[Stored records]
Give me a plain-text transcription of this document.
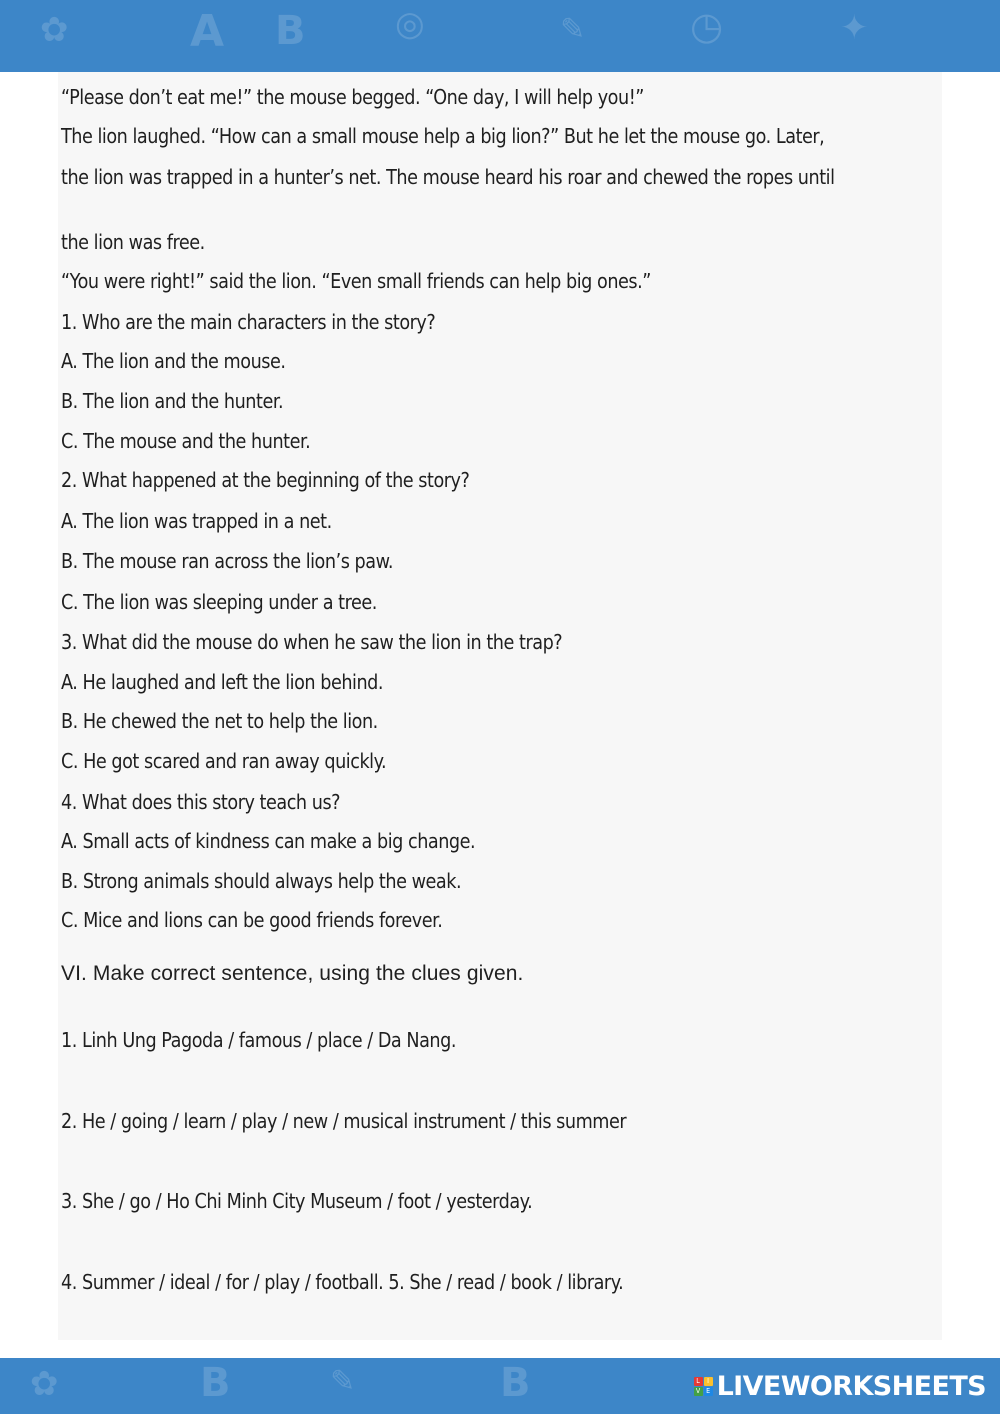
✿	A B	◎	✎	◷	✦
“Please don’t eat me!” the mouse begged. “One day, I will help you!”
The lion laughed. “How can a small mouse help a big lion?” But he let the mouse go. Later,
the lion was trapped in a hunter’s net. The mouse heard his roar and chewed the ropes until
the lion was free.
“You were right!” said the lion. “Even small friends can help big ones.”
1. Who are the main characters in the story?
A. The lion and the mouse.
B. The lion and the hunter.
C. The mouse and the hunter.
2. What happened at the beginning of the story?
A. The lion was trapped in a net.
B. The mouse ran across the lion’s paw.
C. The lion was sleeping under a tree.
3. What did the mouse do when he saw the lion in the trap?
A. He laughed and left the lion behind.
B. He chewed the net to help the lion.
C. He got scared and ran away quickly.
4. What does this story teach us?
A. Small acts of kindness can make a big change.
B. Strong animals should always help the weak.
C. Mice and lions can be good friends forever.
VI. Make correct sentence, using the clues given.
1. Linh Ung Pagoda / famous / place / Da Nang.
2. He / going / learn / play / new / musical instrument / this summer
3. She / go / Ho Chi Minh City Museum / foot / yesterday.
4. Summer / ideal / for / play / football. 5. She / read / book / library.
✿	B	✎	B	L	I
V E LIVEWORKSHEETS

* Exercise prompt *
Collect each line of the entries that has the word "trapped", copying it in full.

* Solution below *
the lion was trapped in a hunter’s net. The mouse heard his roar and chewed the ropes until
A. The lion was trapped in a net.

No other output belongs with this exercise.